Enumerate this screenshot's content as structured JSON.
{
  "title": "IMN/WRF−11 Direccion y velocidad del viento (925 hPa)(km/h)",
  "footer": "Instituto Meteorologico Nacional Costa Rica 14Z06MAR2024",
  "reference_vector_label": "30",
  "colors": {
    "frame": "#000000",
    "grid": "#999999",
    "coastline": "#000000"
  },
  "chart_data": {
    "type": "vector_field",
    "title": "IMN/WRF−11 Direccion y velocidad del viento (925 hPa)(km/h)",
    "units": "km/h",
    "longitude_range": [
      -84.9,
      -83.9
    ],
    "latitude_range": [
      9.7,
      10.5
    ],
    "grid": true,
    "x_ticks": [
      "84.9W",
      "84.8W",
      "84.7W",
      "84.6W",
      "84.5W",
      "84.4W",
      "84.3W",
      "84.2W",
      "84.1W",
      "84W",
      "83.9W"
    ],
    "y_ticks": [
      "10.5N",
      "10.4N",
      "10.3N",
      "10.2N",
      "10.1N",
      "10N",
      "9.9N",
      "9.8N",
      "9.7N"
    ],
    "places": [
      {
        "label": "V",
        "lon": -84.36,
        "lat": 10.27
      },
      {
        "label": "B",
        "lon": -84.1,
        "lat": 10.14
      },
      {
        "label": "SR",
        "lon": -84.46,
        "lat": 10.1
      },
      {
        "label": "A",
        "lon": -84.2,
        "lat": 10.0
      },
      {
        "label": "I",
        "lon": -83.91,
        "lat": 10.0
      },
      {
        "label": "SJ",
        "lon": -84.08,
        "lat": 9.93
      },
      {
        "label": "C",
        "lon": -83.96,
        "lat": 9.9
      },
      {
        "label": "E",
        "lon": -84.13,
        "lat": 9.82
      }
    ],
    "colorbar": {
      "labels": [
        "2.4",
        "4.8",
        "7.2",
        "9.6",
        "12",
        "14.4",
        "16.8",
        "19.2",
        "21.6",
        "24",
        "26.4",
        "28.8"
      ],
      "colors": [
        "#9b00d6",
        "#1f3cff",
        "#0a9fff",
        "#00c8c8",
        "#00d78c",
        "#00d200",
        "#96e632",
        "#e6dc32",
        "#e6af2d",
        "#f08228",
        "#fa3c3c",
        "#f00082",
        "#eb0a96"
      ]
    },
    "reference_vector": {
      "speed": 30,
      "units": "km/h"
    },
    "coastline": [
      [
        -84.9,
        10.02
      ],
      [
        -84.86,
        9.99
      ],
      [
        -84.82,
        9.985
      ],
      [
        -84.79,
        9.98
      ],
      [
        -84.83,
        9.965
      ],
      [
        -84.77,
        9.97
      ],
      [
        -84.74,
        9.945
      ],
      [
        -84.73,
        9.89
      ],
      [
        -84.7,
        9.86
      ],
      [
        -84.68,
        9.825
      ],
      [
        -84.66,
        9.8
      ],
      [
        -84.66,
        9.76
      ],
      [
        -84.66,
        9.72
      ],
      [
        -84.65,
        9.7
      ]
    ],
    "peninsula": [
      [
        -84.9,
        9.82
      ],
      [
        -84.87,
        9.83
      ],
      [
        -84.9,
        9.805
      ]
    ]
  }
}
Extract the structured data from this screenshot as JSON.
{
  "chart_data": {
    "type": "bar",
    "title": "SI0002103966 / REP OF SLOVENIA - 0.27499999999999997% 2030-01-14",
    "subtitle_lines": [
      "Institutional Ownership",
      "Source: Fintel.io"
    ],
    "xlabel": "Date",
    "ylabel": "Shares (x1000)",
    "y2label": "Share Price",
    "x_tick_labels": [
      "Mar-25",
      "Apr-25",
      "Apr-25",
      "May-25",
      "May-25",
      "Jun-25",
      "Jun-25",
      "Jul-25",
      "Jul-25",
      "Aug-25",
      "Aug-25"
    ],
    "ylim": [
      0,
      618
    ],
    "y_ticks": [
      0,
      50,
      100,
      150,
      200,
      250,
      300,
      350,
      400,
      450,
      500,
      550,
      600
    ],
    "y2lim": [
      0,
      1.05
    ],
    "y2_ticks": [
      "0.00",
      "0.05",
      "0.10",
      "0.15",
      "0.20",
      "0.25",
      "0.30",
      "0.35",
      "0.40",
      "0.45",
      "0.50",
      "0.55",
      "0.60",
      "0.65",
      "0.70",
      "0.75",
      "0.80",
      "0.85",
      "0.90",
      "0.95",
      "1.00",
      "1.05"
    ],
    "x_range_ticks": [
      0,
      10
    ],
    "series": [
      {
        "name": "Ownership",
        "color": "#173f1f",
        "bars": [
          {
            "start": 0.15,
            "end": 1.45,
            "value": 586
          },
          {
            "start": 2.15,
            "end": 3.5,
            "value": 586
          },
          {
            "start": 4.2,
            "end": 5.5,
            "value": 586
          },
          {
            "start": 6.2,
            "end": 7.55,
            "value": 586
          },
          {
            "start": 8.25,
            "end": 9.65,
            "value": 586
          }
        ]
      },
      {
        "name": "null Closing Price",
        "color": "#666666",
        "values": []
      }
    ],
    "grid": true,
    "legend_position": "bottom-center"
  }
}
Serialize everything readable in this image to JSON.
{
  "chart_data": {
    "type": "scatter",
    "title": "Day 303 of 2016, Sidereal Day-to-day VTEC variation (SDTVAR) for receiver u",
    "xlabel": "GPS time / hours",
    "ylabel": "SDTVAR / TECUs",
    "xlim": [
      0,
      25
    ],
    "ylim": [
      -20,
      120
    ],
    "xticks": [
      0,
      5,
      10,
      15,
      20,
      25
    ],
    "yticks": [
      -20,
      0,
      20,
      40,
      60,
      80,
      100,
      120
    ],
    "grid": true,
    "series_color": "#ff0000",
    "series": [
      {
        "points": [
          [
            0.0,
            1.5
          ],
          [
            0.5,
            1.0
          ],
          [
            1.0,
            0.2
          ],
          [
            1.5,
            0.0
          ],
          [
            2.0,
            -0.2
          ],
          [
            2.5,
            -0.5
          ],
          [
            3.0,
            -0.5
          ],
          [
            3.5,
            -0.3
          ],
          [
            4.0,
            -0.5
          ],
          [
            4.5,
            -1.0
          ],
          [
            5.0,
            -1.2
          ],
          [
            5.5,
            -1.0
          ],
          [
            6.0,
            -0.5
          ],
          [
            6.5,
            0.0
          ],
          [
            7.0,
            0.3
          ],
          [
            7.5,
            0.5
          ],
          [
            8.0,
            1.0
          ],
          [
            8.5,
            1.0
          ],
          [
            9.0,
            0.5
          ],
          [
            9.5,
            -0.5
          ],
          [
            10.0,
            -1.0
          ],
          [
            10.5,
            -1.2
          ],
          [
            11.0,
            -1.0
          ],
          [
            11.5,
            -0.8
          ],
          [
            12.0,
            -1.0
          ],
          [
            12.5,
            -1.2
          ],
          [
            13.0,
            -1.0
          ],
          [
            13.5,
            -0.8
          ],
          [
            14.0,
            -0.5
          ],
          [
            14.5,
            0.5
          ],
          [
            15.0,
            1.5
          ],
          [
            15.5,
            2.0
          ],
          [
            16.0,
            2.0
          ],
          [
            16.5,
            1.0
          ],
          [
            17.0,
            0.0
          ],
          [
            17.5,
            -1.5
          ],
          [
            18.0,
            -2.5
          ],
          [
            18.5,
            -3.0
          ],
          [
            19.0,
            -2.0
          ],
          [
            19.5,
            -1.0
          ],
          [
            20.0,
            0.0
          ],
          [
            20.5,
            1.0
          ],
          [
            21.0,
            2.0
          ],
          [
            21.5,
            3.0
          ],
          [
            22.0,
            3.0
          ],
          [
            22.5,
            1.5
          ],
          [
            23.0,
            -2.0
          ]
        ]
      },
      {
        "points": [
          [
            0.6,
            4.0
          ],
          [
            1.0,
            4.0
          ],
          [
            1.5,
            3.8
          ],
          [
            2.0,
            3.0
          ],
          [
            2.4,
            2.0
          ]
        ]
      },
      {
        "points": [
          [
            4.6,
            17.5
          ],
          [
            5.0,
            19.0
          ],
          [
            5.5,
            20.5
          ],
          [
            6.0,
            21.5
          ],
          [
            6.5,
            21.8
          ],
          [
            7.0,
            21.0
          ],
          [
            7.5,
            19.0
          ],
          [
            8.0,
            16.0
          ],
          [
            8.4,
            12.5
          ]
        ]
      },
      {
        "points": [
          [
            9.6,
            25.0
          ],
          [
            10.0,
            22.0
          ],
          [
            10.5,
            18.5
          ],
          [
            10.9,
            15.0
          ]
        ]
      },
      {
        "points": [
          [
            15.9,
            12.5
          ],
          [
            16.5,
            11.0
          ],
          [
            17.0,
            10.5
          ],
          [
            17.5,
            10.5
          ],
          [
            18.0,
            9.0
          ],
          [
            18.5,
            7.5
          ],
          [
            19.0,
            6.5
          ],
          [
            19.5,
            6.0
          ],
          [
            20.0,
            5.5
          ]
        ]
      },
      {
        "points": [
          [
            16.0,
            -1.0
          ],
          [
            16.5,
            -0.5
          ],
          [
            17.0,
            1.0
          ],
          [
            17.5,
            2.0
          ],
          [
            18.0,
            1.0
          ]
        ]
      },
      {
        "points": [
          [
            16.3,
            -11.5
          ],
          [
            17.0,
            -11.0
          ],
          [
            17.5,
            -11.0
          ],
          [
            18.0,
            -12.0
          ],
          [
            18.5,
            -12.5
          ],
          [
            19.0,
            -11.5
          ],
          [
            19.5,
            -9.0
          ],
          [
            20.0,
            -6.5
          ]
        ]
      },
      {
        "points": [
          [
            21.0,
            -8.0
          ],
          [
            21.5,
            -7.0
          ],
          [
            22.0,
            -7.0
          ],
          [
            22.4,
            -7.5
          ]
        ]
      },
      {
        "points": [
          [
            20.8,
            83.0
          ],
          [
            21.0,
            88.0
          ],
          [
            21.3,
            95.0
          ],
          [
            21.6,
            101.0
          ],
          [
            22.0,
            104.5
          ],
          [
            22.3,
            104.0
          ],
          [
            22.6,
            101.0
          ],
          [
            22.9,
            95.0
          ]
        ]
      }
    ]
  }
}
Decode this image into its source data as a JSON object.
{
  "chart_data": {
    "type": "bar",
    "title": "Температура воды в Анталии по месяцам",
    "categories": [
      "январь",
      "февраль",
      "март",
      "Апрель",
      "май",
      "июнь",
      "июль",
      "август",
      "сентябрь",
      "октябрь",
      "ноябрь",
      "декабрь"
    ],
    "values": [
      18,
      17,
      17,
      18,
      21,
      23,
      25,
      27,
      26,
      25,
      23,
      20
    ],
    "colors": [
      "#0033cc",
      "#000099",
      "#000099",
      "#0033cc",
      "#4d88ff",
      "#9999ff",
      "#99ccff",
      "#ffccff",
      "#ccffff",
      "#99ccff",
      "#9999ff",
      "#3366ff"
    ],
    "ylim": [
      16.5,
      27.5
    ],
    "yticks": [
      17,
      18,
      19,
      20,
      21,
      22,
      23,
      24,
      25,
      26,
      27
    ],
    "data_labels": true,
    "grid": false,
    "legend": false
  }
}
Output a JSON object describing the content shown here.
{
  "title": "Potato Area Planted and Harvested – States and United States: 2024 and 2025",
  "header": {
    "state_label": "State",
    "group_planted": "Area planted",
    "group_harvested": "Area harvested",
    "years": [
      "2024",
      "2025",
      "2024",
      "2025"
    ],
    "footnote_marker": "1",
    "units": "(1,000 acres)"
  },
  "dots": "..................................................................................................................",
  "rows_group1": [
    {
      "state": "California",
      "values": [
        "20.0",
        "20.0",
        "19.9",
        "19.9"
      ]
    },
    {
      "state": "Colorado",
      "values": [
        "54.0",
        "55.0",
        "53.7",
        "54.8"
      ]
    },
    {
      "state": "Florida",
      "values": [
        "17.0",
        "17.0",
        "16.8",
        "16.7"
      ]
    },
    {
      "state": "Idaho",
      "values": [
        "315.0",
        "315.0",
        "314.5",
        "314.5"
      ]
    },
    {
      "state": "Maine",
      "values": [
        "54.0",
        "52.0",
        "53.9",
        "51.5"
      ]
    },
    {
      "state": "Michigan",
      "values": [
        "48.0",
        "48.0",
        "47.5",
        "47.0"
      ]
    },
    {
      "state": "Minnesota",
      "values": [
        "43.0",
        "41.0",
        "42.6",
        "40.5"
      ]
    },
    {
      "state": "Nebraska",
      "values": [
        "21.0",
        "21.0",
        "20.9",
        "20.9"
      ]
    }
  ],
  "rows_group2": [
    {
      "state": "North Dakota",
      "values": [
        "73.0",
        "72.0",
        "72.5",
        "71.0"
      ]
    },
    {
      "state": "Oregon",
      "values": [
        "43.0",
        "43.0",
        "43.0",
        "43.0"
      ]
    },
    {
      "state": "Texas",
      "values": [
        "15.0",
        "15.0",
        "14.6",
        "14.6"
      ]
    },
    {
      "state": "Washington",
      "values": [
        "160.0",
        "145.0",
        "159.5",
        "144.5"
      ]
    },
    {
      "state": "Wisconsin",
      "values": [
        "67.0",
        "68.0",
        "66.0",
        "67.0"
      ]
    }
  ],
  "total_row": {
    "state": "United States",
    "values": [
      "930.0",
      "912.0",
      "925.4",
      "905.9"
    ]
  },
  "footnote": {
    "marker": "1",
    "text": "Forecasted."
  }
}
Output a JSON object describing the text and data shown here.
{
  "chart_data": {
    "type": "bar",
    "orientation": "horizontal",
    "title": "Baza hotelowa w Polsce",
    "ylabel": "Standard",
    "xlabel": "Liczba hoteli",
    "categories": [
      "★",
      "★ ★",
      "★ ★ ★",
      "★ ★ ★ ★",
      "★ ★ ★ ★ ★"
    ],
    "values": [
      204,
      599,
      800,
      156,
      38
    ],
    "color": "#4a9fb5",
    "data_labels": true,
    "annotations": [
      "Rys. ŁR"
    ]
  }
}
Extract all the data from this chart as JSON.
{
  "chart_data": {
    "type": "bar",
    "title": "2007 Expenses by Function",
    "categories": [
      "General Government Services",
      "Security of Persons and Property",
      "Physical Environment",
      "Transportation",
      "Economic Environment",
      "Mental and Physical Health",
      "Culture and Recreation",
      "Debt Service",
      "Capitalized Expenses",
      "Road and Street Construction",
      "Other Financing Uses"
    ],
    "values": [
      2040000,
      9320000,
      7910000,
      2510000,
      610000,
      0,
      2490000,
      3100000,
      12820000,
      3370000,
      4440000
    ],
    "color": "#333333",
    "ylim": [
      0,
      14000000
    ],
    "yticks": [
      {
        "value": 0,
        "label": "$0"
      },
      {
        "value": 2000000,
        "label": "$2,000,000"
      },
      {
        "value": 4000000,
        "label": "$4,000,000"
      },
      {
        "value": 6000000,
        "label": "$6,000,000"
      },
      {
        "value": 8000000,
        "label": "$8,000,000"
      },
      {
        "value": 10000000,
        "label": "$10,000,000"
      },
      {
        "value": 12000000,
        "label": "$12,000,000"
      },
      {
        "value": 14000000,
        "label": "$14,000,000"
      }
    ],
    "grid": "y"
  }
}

Exercise aim:
Select every line of the material above holding the word "content" and copy it.

Problem solution:
Enumerate this screenshot's content as structured JSON.
Output a JSON object describing the content shown here.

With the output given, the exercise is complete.